§ Records supplied:

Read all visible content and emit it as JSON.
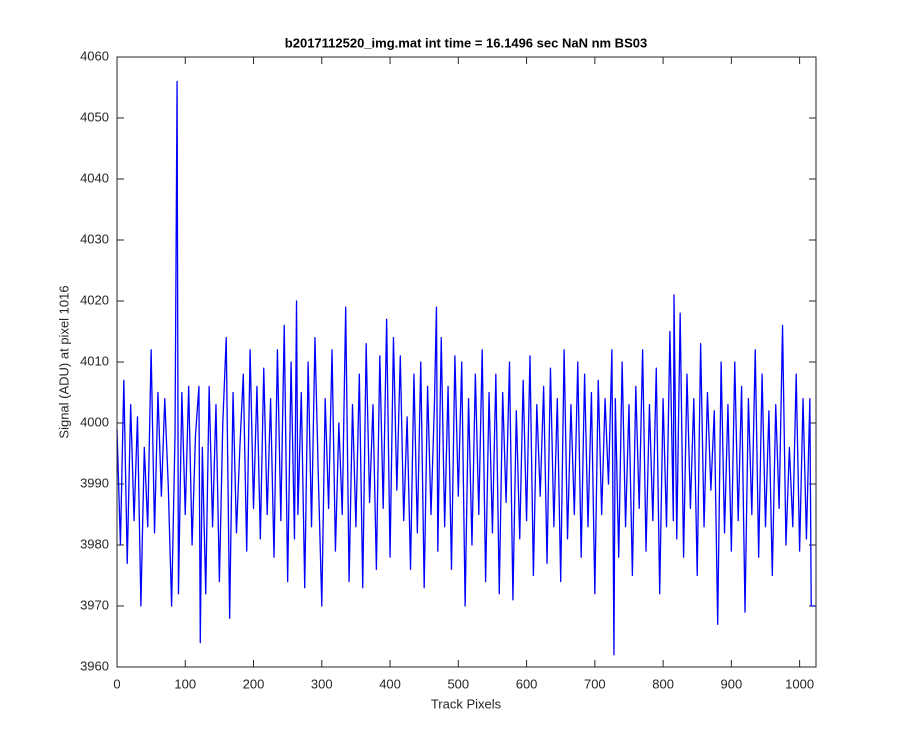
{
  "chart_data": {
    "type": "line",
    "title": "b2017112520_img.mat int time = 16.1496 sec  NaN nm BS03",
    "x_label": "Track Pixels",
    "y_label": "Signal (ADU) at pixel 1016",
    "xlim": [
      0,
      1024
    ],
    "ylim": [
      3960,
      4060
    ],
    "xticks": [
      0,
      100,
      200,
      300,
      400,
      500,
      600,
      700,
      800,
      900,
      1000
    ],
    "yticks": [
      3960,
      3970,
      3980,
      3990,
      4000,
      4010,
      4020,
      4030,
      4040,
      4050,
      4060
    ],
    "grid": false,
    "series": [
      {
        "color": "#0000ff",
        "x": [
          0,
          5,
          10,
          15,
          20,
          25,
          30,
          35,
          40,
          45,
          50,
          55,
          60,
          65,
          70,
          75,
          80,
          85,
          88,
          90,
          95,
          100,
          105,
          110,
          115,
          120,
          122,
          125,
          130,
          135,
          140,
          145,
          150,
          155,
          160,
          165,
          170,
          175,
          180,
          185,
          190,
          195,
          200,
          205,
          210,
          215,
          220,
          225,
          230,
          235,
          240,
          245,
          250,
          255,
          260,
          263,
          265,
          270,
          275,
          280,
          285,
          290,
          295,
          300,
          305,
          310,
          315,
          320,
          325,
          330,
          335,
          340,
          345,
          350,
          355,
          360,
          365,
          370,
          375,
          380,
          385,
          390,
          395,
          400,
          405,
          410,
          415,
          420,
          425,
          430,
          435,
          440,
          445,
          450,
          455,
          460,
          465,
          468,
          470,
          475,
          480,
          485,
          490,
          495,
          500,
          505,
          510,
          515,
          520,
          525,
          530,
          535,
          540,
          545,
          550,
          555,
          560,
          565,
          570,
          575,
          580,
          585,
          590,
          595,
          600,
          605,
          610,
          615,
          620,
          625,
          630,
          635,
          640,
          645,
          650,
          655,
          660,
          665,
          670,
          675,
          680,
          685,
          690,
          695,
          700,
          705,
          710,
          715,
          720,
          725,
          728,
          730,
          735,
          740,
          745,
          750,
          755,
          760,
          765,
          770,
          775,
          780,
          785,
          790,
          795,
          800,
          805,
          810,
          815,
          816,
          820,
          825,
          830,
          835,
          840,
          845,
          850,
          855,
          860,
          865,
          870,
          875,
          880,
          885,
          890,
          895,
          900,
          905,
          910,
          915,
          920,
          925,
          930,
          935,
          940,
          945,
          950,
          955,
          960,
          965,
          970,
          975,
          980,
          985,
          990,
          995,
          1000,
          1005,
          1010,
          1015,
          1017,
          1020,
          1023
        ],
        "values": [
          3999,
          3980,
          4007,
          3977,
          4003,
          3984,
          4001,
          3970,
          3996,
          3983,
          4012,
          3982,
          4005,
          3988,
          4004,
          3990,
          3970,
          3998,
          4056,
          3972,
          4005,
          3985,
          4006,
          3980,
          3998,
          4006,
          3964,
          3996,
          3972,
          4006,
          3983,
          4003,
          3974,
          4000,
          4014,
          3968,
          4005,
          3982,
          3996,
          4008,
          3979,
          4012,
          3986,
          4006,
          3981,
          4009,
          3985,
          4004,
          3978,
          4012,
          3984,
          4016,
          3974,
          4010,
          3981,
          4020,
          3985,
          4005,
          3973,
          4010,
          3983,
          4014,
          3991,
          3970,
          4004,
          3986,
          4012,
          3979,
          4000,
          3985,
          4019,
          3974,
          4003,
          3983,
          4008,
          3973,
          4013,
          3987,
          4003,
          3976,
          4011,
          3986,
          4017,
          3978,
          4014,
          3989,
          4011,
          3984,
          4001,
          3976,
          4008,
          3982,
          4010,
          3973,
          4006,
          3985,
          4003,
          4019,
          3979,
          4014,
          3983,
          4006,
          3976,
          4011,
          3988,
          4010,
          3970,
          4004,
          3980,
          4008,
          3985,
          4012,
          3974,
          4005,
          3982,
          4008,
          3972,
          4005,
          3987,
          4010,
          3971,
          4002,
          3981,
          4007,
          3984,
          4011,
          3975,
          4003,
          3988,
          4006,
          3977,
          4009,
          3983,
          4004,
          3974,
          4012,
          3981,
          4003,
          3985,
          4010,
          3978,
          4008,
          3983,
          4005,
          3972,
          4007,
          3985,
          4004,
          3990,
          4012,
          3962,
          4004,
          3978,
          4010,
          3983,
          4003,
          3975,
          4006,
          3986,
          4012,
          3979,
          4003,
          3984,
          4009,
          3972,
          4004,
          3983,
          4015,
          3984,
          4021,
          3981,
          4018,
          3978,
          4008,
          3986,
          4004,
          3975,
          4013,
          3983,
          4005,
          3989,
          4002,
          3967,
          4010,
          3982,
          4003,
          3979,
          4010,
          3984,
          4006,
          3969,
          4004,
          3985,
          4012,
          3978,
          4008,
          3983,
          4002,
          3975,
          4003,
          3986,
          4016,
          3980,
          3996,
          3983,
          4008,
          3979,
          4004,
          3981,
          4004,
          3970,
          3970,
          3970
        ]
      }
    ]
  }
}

§ Directions for this task:
Retype all of the entries exactly as written, leaving out any images.

§ Output for this task:
Read all visible content and emit it as JSON.
{
  "chart_data": {
    "type": "line",
    "title": "b2017112520_img.mat int time = 16.1496 sec  NaN nm BS03",
    "x_label": "Track Pixels",
    "y_label": "Signal (ADU) at pixel 1016",
    "xlim": [
      0,
      1024
    ],
    "ylim": [
      3960,
      4060
    ],
    "xticks": [
      0,
      100,
      200,
      300,
      400,
      500,
      600,
      700,
      800,
      900,
      1000
    ],
    "yticks": [
      3960,
      3970,
      3980,
      3990,
      4000,
      4010,
      4020,
      4030,
      4040,
      4050,
      4060
    ],
    "grid": false,
    "series": [
      {
        "color": "#0000ff",
        "x": [
          0,
          5,
          10,
          15,
          20,
          25,
          30,
          35,
          40,
          45,
          50,
          55,
          60,
          65,
          70,
          75,
          80,
          85,
          88,
          90,
          95,
          100,
          105,
          110,
          115,
          120,
          122,
          125,
          130,
          135,
          140,
          145,
          150,
          155,
          160,
          165,
          170,
          175,
          180,
          185,
          190,
          195,
          200,
          205,
          210,
          215,
          220,
          225,
          230,
          235,
          240,
          245,
          250,
          255,
          260,
          263,
          265,
          270,
          275,
          280,
          285,
          290,
          295,
          300,
          305,
          310,
          315,
          320,
          325,
          330,
          335,
          340,
          345,
          350,
          355,
          360,
          365,
          370,
          375,
          380,
          385,
          390,
          395,
          400,
          405,
          410,
          415,
          420,
          425,
          430,
          435,
          440,
          445,
          450,
          455,
          460,
          465,
          468,
          470,
          475,
          480,
          485,
          490,
          495,
          500,
          505,
          510,
          515,
          520,
          525,
          530,
          535,
          540,
          545,
          550,
          555,
          560,
          565,
          570,
          575,
          580,
          585,
          590,
          595,
          600,
          605,
          610,
          615,
          620,
          625,
          630,
          635,
          640,
          645,
          650,
          655,
          660,
          665,
          670,
          675,
          680,
          685,
          690,
          695,
          700,
          705,
          710,
          715,
          720,
          725,
          728,
          730,
          735,
          740,
          745,
          750,
          755,
          760,
          765,
          770,
          775,
          780,
          785,
          790,
          795,
          800,
          805,
          810,
          815,
          816,
          820,
          825,
          830,
          835,
          840,
          845,
          850,
          855,
          860,
          865,
          870,
          875,
          880,
          885,
          890,
          895,
          900,
          905,
          910,
          915,
          920,
          925,
          930,
          935,
          940,
          945,
          950,
          955,
          960,
          965,
          970,
          975,
          980,
          985,
          990,
          995,
          1000,
          1005,
          1010,
          1015,
          1017,
          1020,
          1023
        ],
        "values": [
          3999,
          3980,
          4007,
          3977,
          4003,
          3984,
          4001,
          3970,
          3996,
          3983,
          4012,
          3982,
          4005,
          3988,
          4004,
          3990,
          3970,
          3998,
          4056,
          3972,
          4005,
          3985,
          4006,
          3980,
          3998,
          4006,
          3964,
          3996,
          3972,
          4006,
          3983,
          4003,
          3974,
          4000,
          4014,
          3968,
          4005,
          3982,
          3996,
          4008,
          3979,
          4012,
          3986,
          4006,
          3981,
          4009,
          3985,
          4004,
          3978,
          4012,
          3984,
          4016,
          3974,
          4010,
          3981,
          4020,
          3985,
          4005,
          3973,
          4010,
          3983,
          4014,
          3991,
          3970,
          4004,
          3986,
          4012,
          3979,
          4000,
          3985,
          4019,
          3974,
          4003,
          3983,
          4008,
          3973,
          4013,
          3987,
          4003,
          3976,
          4011,
          3986,
          4017,
          3978,
          4014,
          3989,
          4011,
          3984,
          4001,
          3976,
          4008,
          3982,
          4010,
          3973,
          4006,
          3985,
          4003,
          4019,
          3979,
          4014,
          3983,
          4006,
          3976,
          4011,
          3988,
          4010,
          3970,
          4004,
          3980,
          4008,
          3985,
          4012,
          3974,
          4005,
          3982,
          4008,
          3972,
          4005,
          3987,
          4010,
          3971,
          4002,
          3981,
          4007,
          3984,
          4011,
          3975,
          4003,
          3988,
          4006,
          3977,
          4009,
          3983,
          4004,
          3974,
          4012,
          3981,
          4003,
          3985,
          4010,
          3978,
          4008,
          3983,
          4005,
          3972,
          4007,
          3985,
          4004,
          3990,
          4012,
          3962,
          4004,
          3978,
          4010,
          3983,
          4003,
          3975,
          4006,
          3986,
          4012,
          3979,
          4003,
          3984,
          4009,
          3972,
          4004,
          3983,
          4015,
          3984,
          4021,
          3981,
          4018,
          3978,
          4008,
          3986,
          4004,
          3975,
          4013,
          3983,
          4005,
          3989,
          4002,
          3967,
          4010,
          3982,
          4003,
          3979,
          4010,
          3984,
          4006,
          3969,
          4004,
          3985,
          4012,
          3978,
          4008,
          3983,
          4002,
          3975,
          4003,
          3986,
          4016,
          3980,
          3996,
          3983,
          4008,
          3979,
          4004,
          3981,
          4004,
          3970,
          3970,
          3970
        ]
      }
    ]
  }
}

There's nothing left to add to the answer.